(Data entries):
— START —

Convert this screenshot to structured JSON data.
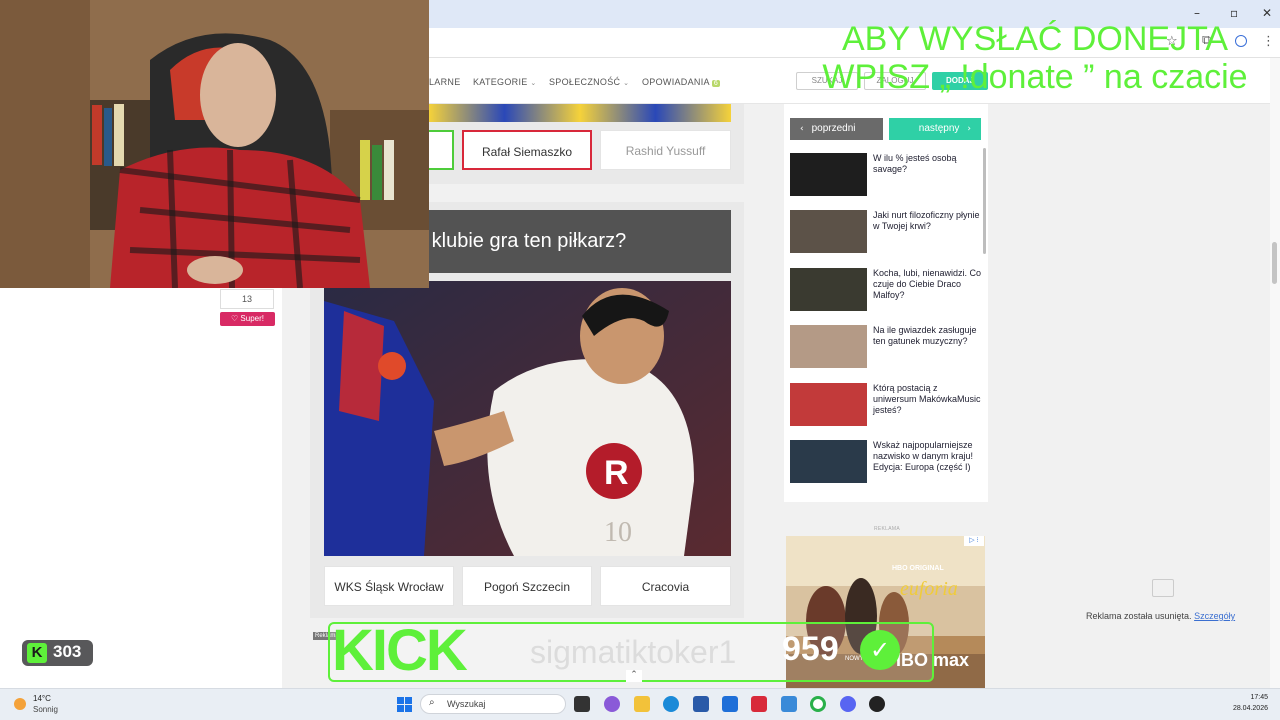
{
  "stream_overlay": {
    "donate_line1": "ABY WYSŁAĆ DONEJTA",
    "donate_line2": "WPISZ „ !donate ” na czacie",
    "kick_logo": "KICK",
    "kick_username": "sigmatiktoker1",
    "kick_username_tail": "959",
    "viewer_badge": "K",
    "viewer_count": "303"
  },
  "site_nav": {
    "items": [
      {
        "label": "LARNE"
      },
      {
        "label": "KATEGORIE"
      },
      {
        "label": "SPOŁECZNOŚĆ"
      },
      {
        "label": "OPOWIADANIA",
        "badge": "6"
      }
    ],
    "search_label": "SZUKAJ",
    "login_label": "ZALOGUJ",
    "add_label": "DODAJ"
  },
  "quiz": {
    "prev_answers": [
      "",
      "Rafał Siemaszko",
      "Rashid Yussuff"
    ],
    "question": "W jakim klubie gra ten piłkarz?",
    "answers": [
      "WKS Śląsk Wrocław",
      "Pogoń Szczecin",
      "Cracovia"
    ]
  },
  "left_column": {
    "like_count": "13",
    "super_label": "♡ Super!"
  },
  "sidebar": {
    "prev_label": "poprzedni",
    "next_label": "następny",
    "items": [
      {
        "title": "W ilu % jesteś osobą savage?",
        "thumb_color": "#1e1e1e"
      },
      {
        "title": "Jaki nurt filozoficzny płynie w Twojej krwi?",
        "thumb_color": "#5c5248"
      },
      {
        "title": "Kocha, lubi, nienawidzi. Co czuje do Ciebie Draco Malfoy?",
        "thumb_color": "#3a3a30"
      },
      {
        "title": "Na ile gwiazdek zasługuje ten gatunek muzyczny?",
        "thumb_color": "#b49a86"
      },
      {
        "title": "Którą postacią z uniwersum MakówkaMusic jesteś?",
        "thumb_color": "#c23a3a"
      },
      {
        "title": "Wskaż najpopularniejsze nazwisko w danym kraju! Edycja: Europa (część I)",
        "thumb_color": "#2a3a4a"
      }
    ]
  },
  "ad": {
    "label": "REKLAMA",
    "brand_text": "euforia",
    "hbo_text": "HBO ORIGINAL",
    "max_text": "HBO max",
    "cta_text": "NOWY ODC",
    "removed_text": "Reklama została usunięta.",
    "removed_link": "Szczegóły",
    "tag": "Reklama"
  },
  "taskbar": {
    "weather_temp": "14°C",
    "weather_cond": "Sonnig",
    "search_placeholder": "Wyszukaj",
    "time": "17:45",
    "date": "28.04.2026"
  }
}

— END —

(STATED TASK):
Repeat the material above in full and exactly, apart from the pictures.

(RIGHT ANSWER):
Convert this screenshot to structured JSON data.
{
  "stream_overlay": {
    "donate_line1": "ABY WYSŁAĆ DONEJTA",
    "donate_line2": "WPISZ „ !donate ” na czacie",
    "kick_logo": "KICK",
    "kick_username": "sigmatiktoker1",
    "kick_username_tail": "959",
    "viewer_badge": "K",
    "viewer_count": "303"
  },
  "site_nav": {
    "items": [
      {
        "label": "LARNE"
      },
      {
        "label": "KATEGORIE"
      },
      {
        "label": "SPOŁECZNOŚĆ"
      },
      {
        "label": "OPOWIADANIA",
        "badge": "6"
      }
    ],
    "search_label": "SZUKAJ",
    "login_label": "ZALOGUJ",
    "add_label": "DODAJ"
  },
  "quiz": {
    "prev_answers": [
      "",
      "Rafał Siemaszko",
      "Rashid Yussuff"
    ],
    "question": "W jakim klubie gra ten piłkarz?",
    "answers": [
      "WKS Śląsk Wrocław",
      "Pogoń Szczecin",
      "Cracovia"
    ]
  },
  "left_column": {
    "like_count": "13",
    "super_label": "♡ Super!"
  },
  "sidebar": {
    "prev_label": "poprzedni",
    "next_label": "następny",
    "items": [
      {
        "title": "W ilu % jesteś osobą savage?",
        "thumb_color": "#1e1e1e"
      },
      {
        "title": "Jaki nurt filozoficzny płynie w Twojej krwi?",
        "thumb_color": "#5c5248"
      },
      {
        "title": "Kocha, lubi, nienawidzi. Co czuje do Ciebie Draco Malfoy?",
        "thumb_color": "#3a3a30"
      },
      {
        "title": "Na ile gwiazdek zasługuje ten gatunek muzyczny?",
        "thumb_color": "#b49a86"
      },
      {
        "title": "Którą postacią z uniwersum MakówkaMusic jesteś?",
        "thumb_color": "#c23a3a"
      },
      {
        "title": "Wskaż najpopularniejsze nazwisko w danym kraju! Edycja: Europa (część I)",
        "thumb_color": "#2a3a4a"
      }
    ]
  },
  "ad": {
    "label": "REKLAMA",
    "brand_text": "euforia",
    "hbo_text": "HBO ORIGINAL",
    "max_text": "HBO max",
    "cta_text": "NOWY ODC",
    "removed_text": "Reklama została usunięta.",
    "removed_link": "Szczegóły",
    "tag": "Reklama"
  },
  "taskbar": {
    "weather_temp": "14°C",
    "weather_cond": "Sonnig",
    "search_placeholder": "Wyszukaj",
    "time": "17:45",
    "date": "28.04.2026"
  }
}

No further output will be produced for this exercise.